Aim
Extract every entry word for word.

## Start Supplied data

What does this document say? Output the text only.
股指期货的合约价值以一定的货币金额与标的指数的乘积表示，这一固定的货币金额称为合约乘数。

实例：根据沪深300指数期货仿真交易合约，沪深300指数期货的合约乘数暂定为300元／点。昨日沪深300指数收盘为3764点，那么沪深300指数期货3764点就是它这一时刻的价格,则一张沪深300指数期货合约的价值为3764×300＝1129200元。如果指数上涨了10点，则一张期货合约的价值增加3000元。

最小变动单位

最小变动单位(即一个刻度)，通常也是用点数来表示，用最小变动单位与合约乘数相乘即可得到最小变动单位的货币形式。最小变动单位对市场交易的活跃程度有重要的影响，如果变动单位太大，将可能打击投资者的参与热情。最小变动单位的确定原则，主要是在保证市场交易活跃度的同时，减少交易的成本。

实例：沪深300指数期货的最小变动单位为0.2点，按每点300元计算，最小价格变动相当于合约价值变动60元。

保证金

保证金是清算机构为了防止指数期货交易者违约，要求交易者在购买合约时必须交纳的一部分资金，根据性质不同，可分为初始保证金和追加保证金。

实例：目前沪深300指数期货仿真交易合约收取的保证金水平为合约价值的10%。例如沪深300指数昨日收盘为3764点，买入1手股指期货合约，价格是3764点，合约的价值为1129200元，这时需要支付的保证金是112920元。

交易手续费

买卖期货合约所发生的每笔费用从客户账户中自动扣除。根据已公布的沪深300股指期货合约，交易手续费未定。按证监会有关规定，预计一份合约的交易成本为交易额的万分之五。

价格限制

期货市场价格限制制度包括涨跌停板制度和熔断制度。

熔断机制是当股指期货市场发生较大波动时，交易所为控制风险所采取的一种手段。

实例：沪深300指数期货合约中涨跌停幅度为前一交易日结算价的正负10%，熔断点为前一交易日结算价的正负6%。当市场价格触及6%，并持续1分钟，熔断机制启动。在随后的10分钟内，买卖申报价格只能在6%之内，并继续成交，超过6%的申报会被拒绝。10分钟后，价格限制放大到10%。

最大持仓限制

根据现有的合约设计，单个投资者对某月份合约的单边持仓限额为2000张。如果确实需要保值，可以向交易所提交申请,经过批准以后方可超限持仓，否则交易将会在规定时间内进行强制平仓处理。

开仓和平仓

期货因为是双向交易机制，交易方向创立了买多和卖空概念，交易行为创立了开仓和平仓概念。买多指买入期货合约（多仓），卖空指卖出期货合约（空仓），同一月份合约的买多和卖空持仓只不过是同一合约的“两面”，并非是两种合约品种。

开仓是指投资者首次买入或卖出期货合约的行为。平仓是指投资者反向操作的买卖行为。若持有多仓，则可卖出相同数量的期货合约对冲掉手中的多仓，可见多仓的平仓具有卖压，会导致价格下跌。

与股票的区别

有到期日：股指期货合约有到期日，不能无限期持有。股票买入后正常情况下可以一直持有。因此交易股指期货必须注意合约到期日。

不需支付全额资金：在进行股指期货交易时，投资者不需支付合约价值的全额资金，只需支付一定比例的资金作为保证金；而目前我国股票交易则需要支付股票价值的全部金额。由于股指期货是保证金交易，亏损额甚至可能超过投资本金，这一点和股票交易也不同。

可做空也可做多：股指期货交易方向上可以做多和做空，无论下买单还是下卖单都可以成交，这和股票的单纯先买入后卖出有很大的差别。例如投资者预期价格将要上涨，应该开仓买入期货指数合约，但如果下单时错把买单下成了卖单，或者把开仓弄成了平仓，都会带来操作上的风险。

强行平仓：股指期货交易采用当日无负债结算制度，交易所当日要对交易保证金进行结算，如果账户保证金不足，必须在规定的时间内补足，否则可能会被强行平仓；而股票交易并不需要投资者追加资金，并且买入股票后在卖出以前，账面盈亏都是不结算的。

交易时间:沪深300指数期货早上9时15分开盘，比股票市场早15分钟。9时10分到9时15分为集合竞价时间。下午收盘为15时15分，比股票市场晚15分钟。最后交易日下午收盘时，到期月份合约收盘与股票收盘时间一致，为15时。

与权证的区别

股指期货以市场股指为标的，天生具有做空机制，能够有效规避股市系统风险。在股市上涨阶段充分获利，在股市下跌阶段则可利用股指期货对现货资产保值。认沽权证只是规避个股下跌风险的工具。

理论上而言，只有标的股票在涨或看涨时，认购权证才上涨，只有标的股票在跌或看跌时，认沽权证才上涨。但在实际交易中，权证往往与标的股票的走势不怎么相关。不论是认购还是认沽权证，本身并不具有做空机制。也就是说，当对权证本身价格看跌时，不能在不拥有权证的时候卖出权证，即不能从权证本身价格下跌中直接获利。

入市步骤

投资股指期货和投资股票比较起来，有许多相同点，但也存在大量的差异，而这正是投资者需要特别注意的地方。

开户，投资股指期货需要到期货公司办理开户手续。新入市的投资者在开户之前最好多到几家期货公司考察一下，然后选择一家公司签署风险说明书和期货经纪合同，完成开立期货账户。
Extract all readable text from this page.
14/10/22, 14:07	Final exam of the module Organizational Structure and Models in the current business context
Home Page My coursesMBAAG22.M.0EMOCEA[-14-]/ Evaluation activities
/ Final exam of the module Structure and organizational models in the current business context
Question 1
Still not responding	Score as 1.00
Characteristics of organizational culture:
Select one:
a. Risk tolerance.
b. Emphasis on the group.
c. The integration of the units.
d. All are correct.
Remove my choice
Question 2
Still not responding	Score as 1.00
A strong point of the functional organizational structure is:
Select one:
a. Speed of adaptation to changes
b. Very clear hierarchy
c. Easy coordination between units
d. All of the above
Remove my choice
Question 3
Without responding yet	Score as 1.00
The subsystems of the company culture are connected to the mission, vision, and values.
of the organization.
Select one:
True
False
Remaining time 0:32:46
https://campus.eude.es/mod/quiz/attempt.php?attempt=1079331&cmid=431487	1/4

## End Supplied data

Problem solution
What does this document say? Output the text only.
股指期货的合约价值以一定的货币金额与标的指数的乘积表示，这一固定的货币金额称为合约乘数。

实例：根据沪深300指数期货仿真交易合约，沪深300指数期货的合约乘数暂定为300元／点。昨日沪深300指数收盘为3764点，那么沪深300指数期货3764点就是它这一时刻的价格,则一张沪深300指数期货合约的价值为3764×300＝1129200元。如果指数上涨了10点，则一张期货合约的价值增加3000元。

最小变动单位

最小变动单位(即一个刻度)，通常也是用点数来表示，用最小变动单位与合约乘数相乘即可得到最小变动单位的货币形式。最小变动单位对市场交易的活跃程度有重要的影响，如果变动单位太大，将可能打击投资者的参与热情。最小变动单位的确定原则，主要是在保证市场交易活跃度的同时，减少交易的成本。

实例：沪深300指数期货的最小变动单位为0.2点，按每点300元计算，最小价格变动相当于合约价值变动60元。

保证金

保证金是清算机构为了防止指数期货交易者违约，要求交易者在购买合约时必须交纳的一部分资金，根据性质不同，可分为初始保证金和追加保证金。

实例：目前沪深300指数期货仿真交易合约收取的保证金水平为合约价值的10%。例如沪深300指数昨日收盘为3764点，买入1手股指期货合约，价格是3764点，合约的价值为1129200元，这时需要支付的保证金是112920元。

交易手续费

买卖期货合约所发生的每笔费用从客户账户中自动扣除。根据已公布的沪深300股指期货合约，交易手续费未定。按证监会有关规定，预计一份合约的交易成本为交易额的万分之五。

价格限制

期货市场价格限制制度包括涨跌停板制度和熔断制度。

熔断机制是当股指期货市场发生较大波动时，交易所为控制风险所采取的一种手段。

实例：沪深300指数期货合约中涨跌停幅度为前一交易日结算价的正负10%，熔断点为前一交易日结算价的正负6%。当市场价格触及6%，并持续1分钟，熔断机制启动。在随后的10分钟内，买卖申报价格只能在6%之内，并继续成交，超过6%的申报会被拒绝。10分钟后，价格限制放大到10%。

最大持仓限制

根据现有的合约设计，单个投资者对某月份合约的单边持仓限额为2000张。如果确实需要保值，可以向交易所提交申请,经过批准以后方可超限持仓，否则交易将会在规定时间内进行强制平仓处理。

开仓和平仓

期货因为是双向交易机制，交易方向创立了买多和卖空概念，交易行为创立了开仓和平仓概念。买多指买入期货合约（多仓），卖空指卖出期货合约（空仓），同一月份合约的买多和卖空持仓只不过是同一合约的“两面”，并非是两种合约品种。

开仓是指投资者首次买入或卖出期货合约的行为。平仓是指投资者反向操作的买卖行为。若持有多仓，则可卖出相同数量的期货合约对冲掉手中的多仓，可见多仓的平仓具有卖压，会导致价格下跌。

与股票的区别

有到期日：股指期货合约有到期日，不能无限期持有。股票买入后正常情况下可以一直持有。因此交易股指期货必须注意合约到期日。

不需支付全额资金：在进行股指期货交易时，投资者不需支付合约价值的全额资金，只需支付一定比例的资金作为保证金；而目前我国股票交易则需要支付股票价值的全部金额。由于股指期货是保证金交易，亏损额甚至可能超过投资本金，这一点和股票交易也不同。

可做空也可做多：股指期货交易方向上可以做多和做空，无论下买单还是下卖单都可以成交，这和股票的单纯先买入后卖出有很大的差别。例如投资者预期价格将要上涨，应该开仓买入期货指数合约，但如果下单时错把买单下成了卖单，或者把开仓弄成了平仓，都会带来操作上的风险。

强行平仓：股指期货交易采用当日无负债结算制度，交易所当日要对交易保证金进行结算，如果账户保证金不足，必须在规定的时间内补足，否则可能会被强行平仓；而股票交易并不需要投资者追加资金，并且买入股票后在卖出以前，账面盈亏都是不结算的。

交易时间:沪深300指数期货早上9时15分开盘，比股票市场早15分钟。9时10分到9时15分为集合竞价时间。下午收盘为15时15分，比股票市场晚15分钟。最后交易日下午收盘时，到期月份合约收盘与股票收盘时间一致，为15时。

与权证的区别

股指期货以市场股指为标的，天生具有做空机制，能够有效规避股市系统风险。在股市上涨阶段充分获利，在股市下跌阶段则可利用股指期货对现货资产保值。认沽权证只是规避个股下跌风险的工具。

理论上而言，只有标的股票在涨或看涨时，认购权证才上涨，只有标的股票在跌或看跌时，认沽权证才上涨。但在实际交易中，权证往往与标的股票的走势不怎么相关。不论是认购还是认沽权证，本身并不具有做空机制。也就是说，当对权证本身价格看跌时，不能在不拥有权证的时候卖出权证，即不能从权证本身价格下跌中直接获利。

入市步骤

投资股指期货和投资股票比较起来，有许多相同点，但也存在大量的差异，而这正是投资者需要特别注意的地方。

开户，投资股指期货需要到期货公司办理开户手续。新入市的投资者在开户之前最好多到几家期货公司考察一下，然后选择一家公司签署风险说明书和期货经纪合同，完成开立期货账户。
Extract all readable text from this page.
14/10/22, 14:07	Final exam of the module Organizational Structure and Models in the current business context
Home Page My coursesMBAAG22.M.0EMOCEA[-14-]/ Evaluation activities
/ Final exam of the module Structure and organizational models in the current business context
Question 1
Still not responding	Score as 1.00
Characteristics of organizational culture:
Select one:
a. Risk tolerance.
b. Emphasis on the group.
c. The integration of the units.
d. All are correct.
Remove my choice
Question 2
Still not responding	Score as 1.00
A strong point of the functional organizational structure is:
Select one:
a. Speed of adaptation to changes
b. Very clear hierarchy
c. Easy coordination between units
d. All of the above
Remove my choice
Question 3
Without responding yet	Score as 1.00
The subsystems of the company culture are connected to the mission, vision, and values.
of the organization.
Select one:
True
False
Remaining time 0:32:46
https://campus.eude.es/mod/quiz/attempt.php?attempt=1079331&cmid=431487	1/4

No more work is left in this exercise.